Exercise material
☆ ☆ ☆ ☆
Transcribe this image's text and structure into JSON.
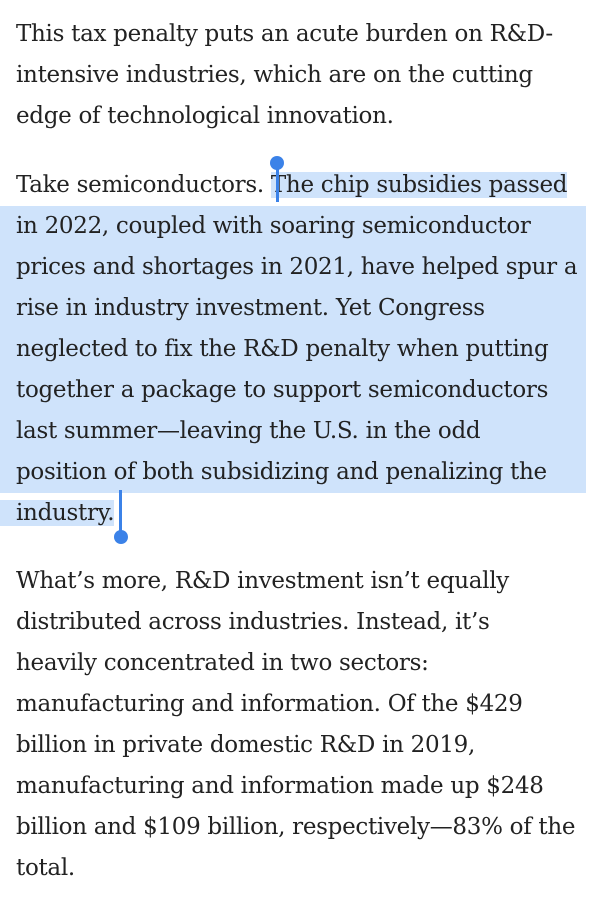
{
  "article": {
    "paragraph_1": [
      "This tax penalty puts an acute burden on R&D-",
      "intensive industries, which are on the cutting",
      "edge of technological innovation."
    ],
    "paragraph_2": {
      "unselected_prefix": "Take semiconductors. ",
      "lines": [
        "The chip subsidies passed",
        "in 2022, coupled with soaring semiconductor",
        "prices and shortages in 2021, have helped spur a",
        "rise in industry investment. Yet Congress",
        "neglected to fix the R&D penalty when putting",
        "together a package to support semiconductors",
        "last summer—leaving the U.S. in the odd",
        "position of both subsidizing and penalizing the",
        "industry."
      ]
    },
    "paragraph_3": [
      "What’s more, R&D investment isn’t equally",
      "distributed across industries. Instead, it’s",
      "heavily concentrated in two sectors:",
      "manufacturing and information. Of the $429",
      "billion in private domestic R&D in 2019,",
      "manufacturing and information made up $248",
      "billion and $109 billion, respectively—83% of the",
      "total."
    ]
  },
  "colors": {
    "text": "#222222",
    "selection_highlight": "#cfe3fb",
    "selection_handle": "#3b82e8"
  }
}
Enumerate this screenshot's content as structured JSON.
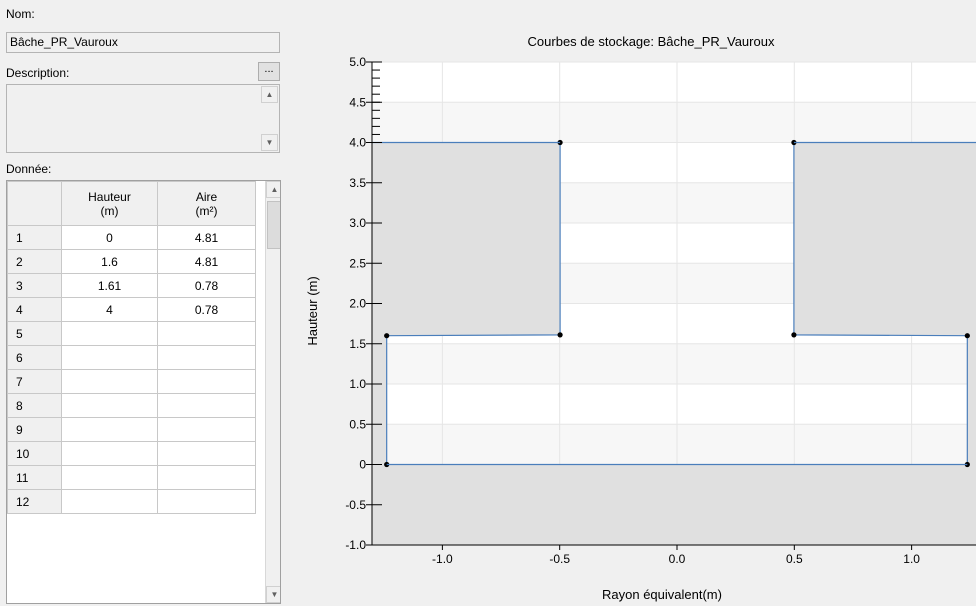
{
  "form": {
    "name_label": "Nom:",
    "name_value": "Bâche_PR_Vauroux",
    "description_label": "Description:",
    "description_button": "...",
    "description_value": "",
    "data_label": "Donnée:"
  },
  "grid": {
    "headers": {
      "col1_line1": "Hauteur",
      "col1_line2": "(m)",
      "col2_line1": "Aire",
      "col2_line2": "(m²)"
    },
    "rows": [
      {
        "num": "1",
        "hauteur": "0",
        "aire": "4.81"
      },
      {
        "num": "2",
        "hauteur": "1.6",
        "aire": "4.81"
      },
      {
        "num": "3",
        "hauteur": "1.61",
        "aire": "0.78"
      },
      {
        "num": "4",
        "hauteur": "4",
        "aire": "0.78"
      },
      {
        "num": "5",
        "hauteur": "",
        "aire": ""
      },
      {
        "num": "6",
        "hauteur": "",
        "aire": ""
      },
      {
        "num": "7",
        "hauteur": "",
        "aire": ""
      },
      {
        "num": "8",
        "hauteur": "",
        "aire": ""
      },
      {
        "num": "9",
        "hauteur": "",
        "aire": ""
      },
      {
        "num": "10",
        "hauteur": "",
        "aire": ""
      },
      {
        "num": "11",
        "hauteur": "",
        "aire": ""
      },
      {
        "num": "12",
        "hauteur": "",
        "aire": ""
      }
    ],
    "scroll_up_icon": "scroll-up-arrow-icon",
    "scroll_down_icon": "scroll-down-arrow-icon"
  },
  "chart_data": {
    "type": "line",
    "title": "Courbes de stockage: Bâche_PR_Vauroux",
    "xlabel": "Rayon équivalent(m)",
    "ylabel": "Hauteur (m)",
    "xlim": [
      -1.3,
      1.3
    ],
    "ylim": [
      -1.0,
      5.0
    ],
    "xticks": [
      "-1.0",
      "-0.5",
      "0.0",
      "0.5",
      "1.0"
    ],
    "xtick_values": [
      -1.0,
      -0.5,
      0.0,
      0.5,
      1.0
    ],
    "yticks": [
      "5.0",
      "4.5",
      "4.0",
      "3.5",
      "3.0",
      "2.5",
      "2.0",
      "1.5",
      "1.0",
      "0.5",
      "0",
      "-0.5",
      "-1.0"
    ],
    "ytick_values": [
      5.0,
      4.5,
      4.0,
      3.5,
      3.0,
      2.5,
      2.0,
      1.5,
      1.0,
      0.5,
      0.0,
      -0.5,
      -1.0
    ],
    "grid": true,
    "series": [
      {
        "points": [
          [
            -1.2374,
            0
          ],
          [
            -1.2374,
            1.6
          ],
          [
            -0.4983,
            1.61
          ],
          [
            -0.4983,
            4.0
          ]
        ]
      },
      {
        "points": [
          [
            1.2374,
            0
          ],
          [
            1.2374,
            1.6
          ],
          [
            0.4983,
            1.61
          ],
          [
            0.4983,
            4.0
          ]
        ]
      }
    ],
    "colors": {
      "line": "#4a7ebb",
      "marker": "#000000",
      "fill": "#e0e0e0",
      "plot_bg": "#ffffff",
      "band": "#f7f7f7"
    }
  }
}
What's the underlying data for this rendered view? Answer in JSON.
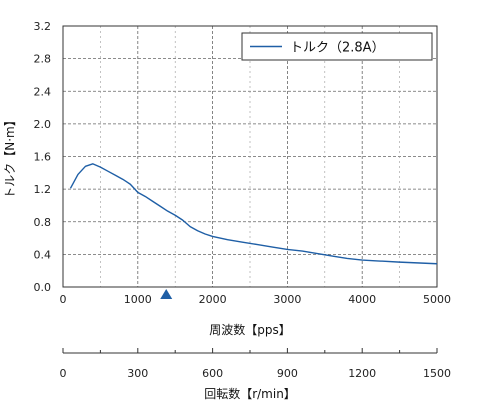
{
  "chart_data": {
    "type": "line",
    "ylabel": "トルク【N·m】",
    "xlabel": "周波数【pps】",
    "x2label": "回転数【r/min】",
    "xlim": [
      0,
      5000
    ],
    "ylim": [
      0,
      3.2
    ],
    "x2lim": [
      0,
      1500
    ],
    "grid": true,
    "legend_position": "top-right",
    "x_ticks": [
      "0",
      "1000",
      "2000",
      "3000",
      "4000",
      "5000"
    ],
    "y_ticks": [
      "0.0",
      "0.4",
      "0.8",
      "1.2",
      "1.6",
      "2.0",
      "2.4",
      "2.8",
      "3.2"
    ],
    "x2_ticks": [
      "0",
      "300",
      "600",
      "900",
      "1200",
      "1500"
    ],
    "series": [
      {
        "name": "トルク（2.8A）",
        "color": "#1f5fa6",
        "points": [
          [
            100,
            1.21
          ],
          [
            200,
            1.38
          ],
          [
            300,
            1.48
          ],
          [
            400,
            1.51
          ],
          [
            500,
            1.47
          ],
          [
            600,
            1.42
          ],
          [
            700,
            1.37
          ],
          [
            800,
            1.32
          ],
          [
            900,
            1.26
          ],
          [
            1000,
            1.16
          ],
          [
            1100,
            1.11
          ],
          [
            1200,
            1.05
          ],
          [
            1300,
            0.99
          ],
          [
            1400,
            0.93
          ],
          [
            1500,
            0.88
          ],
          [
            1600,
            0.82
          ],
          [
            1700,
            0.74
          ],
          [
            1800,
            0.69
          ],
          [
            1900,
            0.65
          ],
          [
            2000,
            0.62
          ],
          [
            2200,
            0.58
          ],
          [
            2400,
            0.55
          ],
          [
            2600,
            0.52
          ],
          [
            2800,
            0.49
          ],
          [
            3000,
            0.46
          ],
          [
            3200,
            0.44
          ],
          [
            3400,
            0.41
          ],
          [
            3600,
            0.38
          ],
          [
            3800,
            0.35
          ],
          [
            4000,
            0.33
          ],
          [
            4200,
            0.32
          ],
          [
            4500,
            0.305
          ],
          [
            5000,
            0.285
          ]
        ]
      }
    ],
    "marker": {
      "x": 1380,
      "shape": "triangle",
      "color": "#1f5fa6"
    }
  }
}
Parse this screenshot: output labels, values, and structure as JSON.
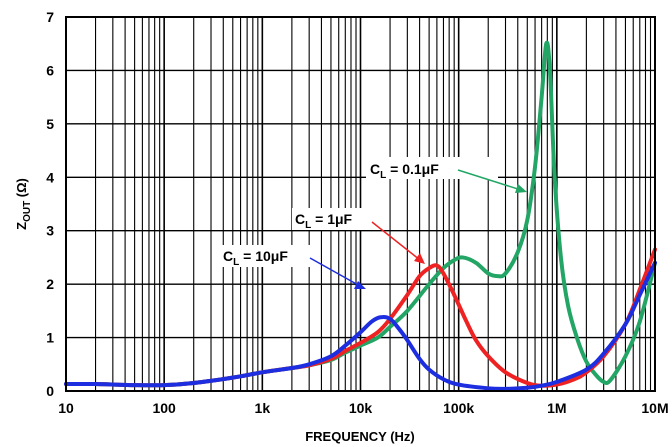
{
  "chart_data": {
    "type": "line",
    "xlabel": "FREQUENCY (Hz)",
    "ylabel_main": "Z",
    "ylabel_sub": "OUT",
    "ylabel_unit": " (Ω)",
    "xscale": "log",
    "xlim": [
      10,
      10000000
    ],
    "ylim": [
      0,
      7
    ],
    "grid": true,
    "x_tick_labels": [
      "10",
      "100",
      "1k",
      "10k",
      "100k",
      "1M",
      "10M"
    ],
    "y_tick_labels": [
      "0",
      "1",
      "2",
      "3",
      "4",
      "5",
      "6",
      "7"
    ],
    "colors": {
      "cl_01uf": "#22a565",
      "cl_1uf": "#ee2222",
      "cl_10uf": "#1d2ee0"
    },
    "series": [
      {
        "key": "cl_01uf",
        "annotation": {
          "main": "C",
          "sub": "L",
          "rest": " = 0.1μF"
        },
        "points": [
          [
            10,
            0.13
          ],
          [
            20,
            0.13
          ],
          [
            50,
            0.11
          ],
          [
            100,
            0.11
          ],
          [
            200,
            0.15
          ],
          [
            500,
            0.25
          ],
          [
            1000,
            0.35
          ],
          [
            2000,
            0.43
          ],
          [
            3000,
            0.48
          ],
          [
            5000,
            0.58
          ],
          [
            7000,
            0.72
          ],
          [
            10000,
            0.85
          ],
          [
            15000,
            1.0
          ],
          [
            20000,
            1.2
          ],
          [
            30000,
            1.5
          ],
          [
            50000,
            2.0
          ],
          [
            70000,
            2.3
          ],
          [
            90000,
            2.45
          ],
          [
            110000,
            2.5
          ],
          [
            150000,
            2.4
          ],
          [
            200000,
            2.2
          ],
          [
            250000,
            2.15
          ],
          [
            300000,
            2.2
          ],
          [
            400000,
            2.6
          ],
          [
            500000,
            3.2
          ],
          [
            600000,
            4.2
          ],
          [
            700000,
            5.5
          ],
          [
            780000,
            6.5
          ],
          [
            850000,
            6.0
          ],
          [
            950000,
            4.0
          ],
          [
            1100000,
            2.5
          ],
          [
            1300000,
            1.6
          ],
          [
            1600000,
            1.0
          ],
          [
            2000000,
            0.55
          ],
          [
            2500000,
            0.3
          ],
          [
            3000000,
            0.17
          ],
          [
            3500000,
            0.2
          ],
          [
            5000000,
            0.65
          ],
          [
            7000000,
            1.3
          ],
          [
            10000000,
            2.4
          ]
        ]
      },
      {
        "key": "cl_1uf",
        "annotation": {
          "main": "C",
          "sub": "L",
          "rest": " = 1μF"
        },
        "points": [
          [
            10,
            0.13
          ],
          [
            20,
            0.13
          ],
          [
            50,
            0.11
          ],
          [
            100,
            0.11
          ],
          [
            200,
            0.15
          ],
          [
            500,
            0.25
          ],
          [
            1000,
            0.35
          ],
          [
            2000,
            0.43
          ],
          [
            3000,
            0.48
          ],
          [
            5000,
            0.6
          ],
          [
            7000,
            0.75
          ],
          [
            10000,
            0.9
          ],
          [
            15000,
            1.1
          ],
          [
            20000,
            1.35
          ],
          [
            30000,
            1.8
          ],
          [
            40000,
            2.15
          ],
          [
            50000,
            2.3
          ],
          [
            60000,
            2.35
          ],
          [
            70000,
            2.2
          ],
          [
            90000,
            1.8
          ],
          [
            120000,
            1.3
          ],
          [
            150000,
            0.95
          ],
          [
            200000,
            0.65
          ],
          [
            300000,
            0.35
          ],
          [
            500000,
            0.15
          ],
          [
            700000,
            0.1
          ],
          [
            1000000,
            0.12
          ],
          [
            1500000,
            0.22
          ],
          [
            2000000,
            0.35
          ],
          [
            3000000,
            0.65
          ],
          [
            5000000,
            1.25
          ],
          [
            7000000,
            1.9
          ],
          [
            10000000,
            2.65
          ]
        ]
      },
      {
        "key": "cl_10uf",
        "annotation": {
          "main": "C",
          "sub": "L",
          "rest": " = 10μF"
        },
        "points": [
          [
            10,
            0.13
          ],
          [
            20,
            0.13
          ],
          [
            50,
            0.11
          ],
          [
            100,
            0.11
          ],
          [
            200,
            0.15
          ],
          [
            500,
            0.25
          ],
          [
            1000,
            0.35
          ],
          [
            2000,
            0.43
          ],
          [
            3000,
            0.5
          ],
          [
            5000,
            0.65
          ],
          [
            7000,
            0.85
          ],
          [
            10000,
            1.1
          ],
          [
            13000,
            1.3
          ],
          [
            16000,
            1.38
          ],
          [
            20000,
            1.35
          ],
          [
            25000,
            1.15
          ],
          [
            30000,
            0.95
          ],
          [
            40000,
            0.6
          ],
          [
            50000,
            0.4
          ],
          [
            70000,
            0.22
          ],
          [
            100000,
            0.12
          ],
          [
            200000,
            0.05
          ],
          [
            300000,
            0.04
          ],
          [
            500000,
            0.06
          ],
          [
            700000,
            0.1
          ],
          [
            1000000,
            0.17
          ],
          [
            2000000,
            0.4
          ],
          [
            3000000,
            0.7
          ],
          [
            5000000,
            1.25
          ],
          [
            7000000,
            1.8
          ],
          [
            10000000,
            2.4
          ]
        ]
      }
    ]
  }
}
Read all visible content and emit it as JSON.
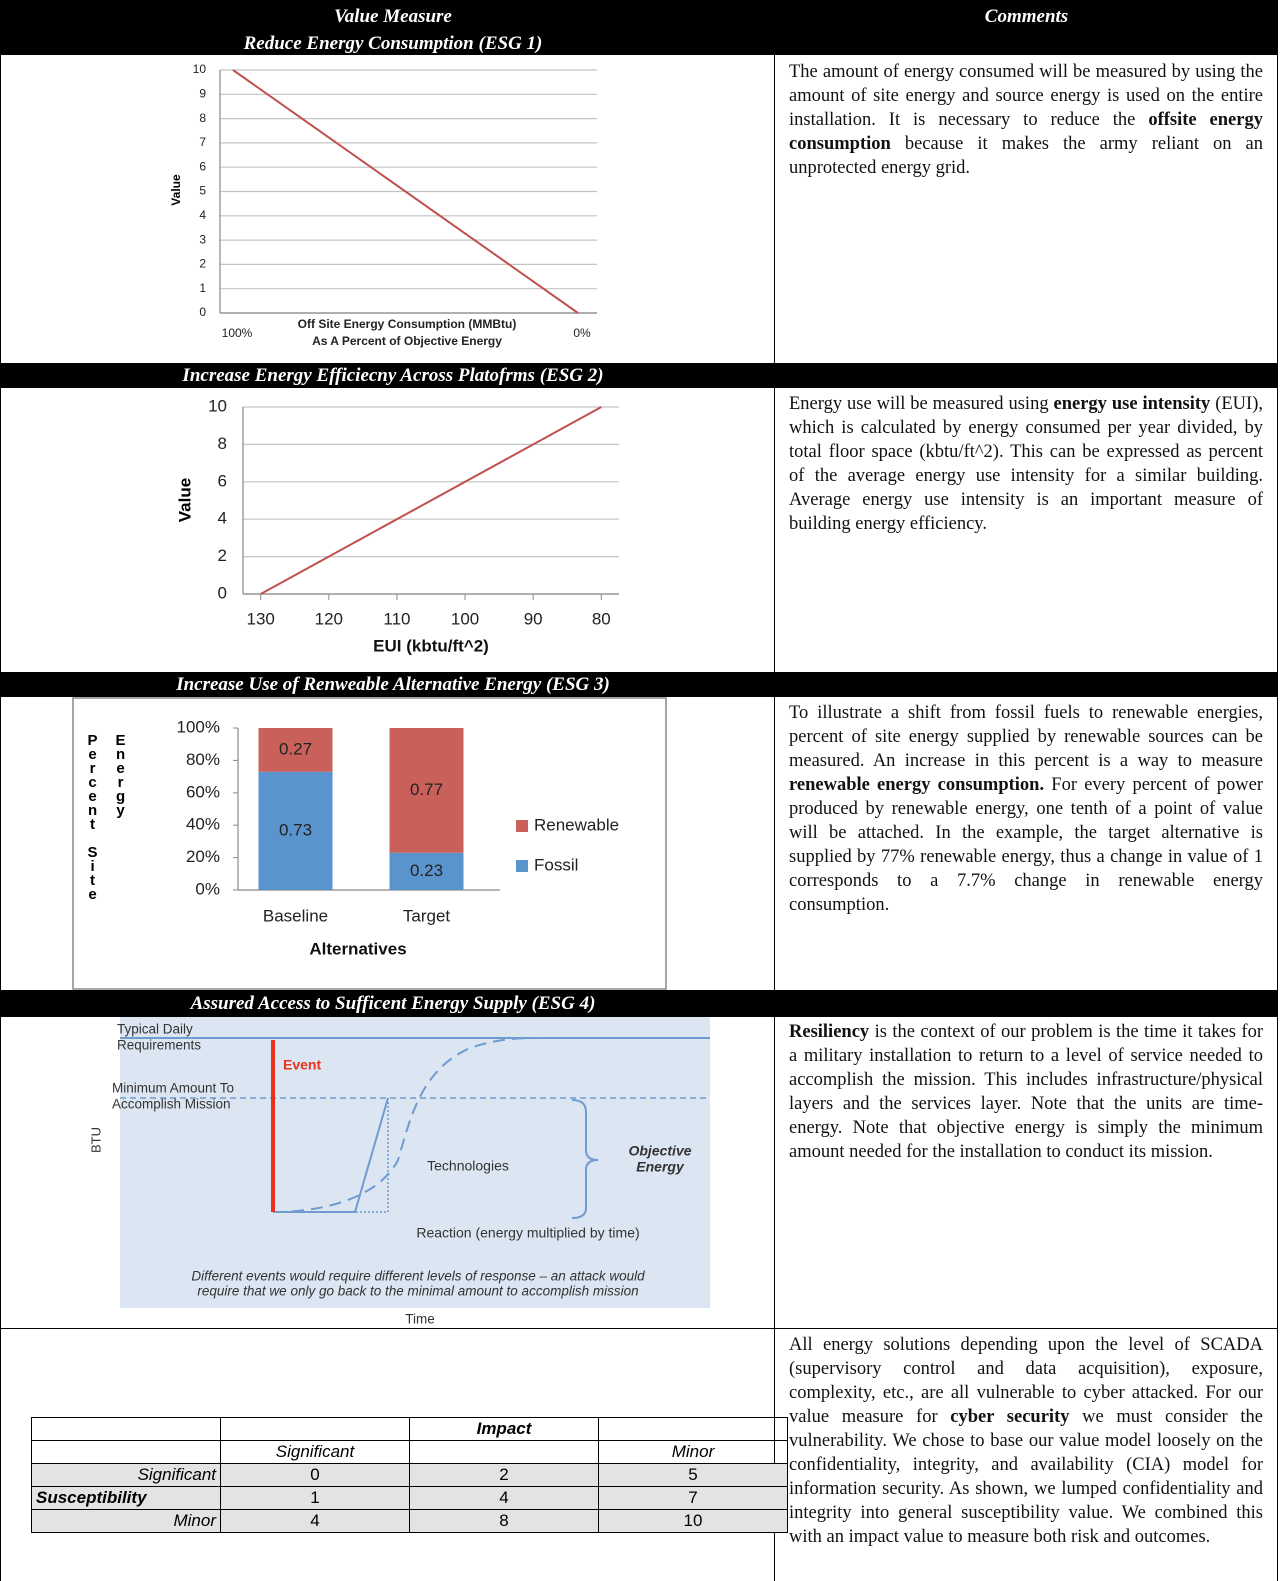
☆ ☆ ☆ ☆
Aim of the task
Go through the data and gather every line that holds "investment".

Result for this task
        "rise in industry investment. Yet Congress",
      "What’s more, R&D investment isn’t equally",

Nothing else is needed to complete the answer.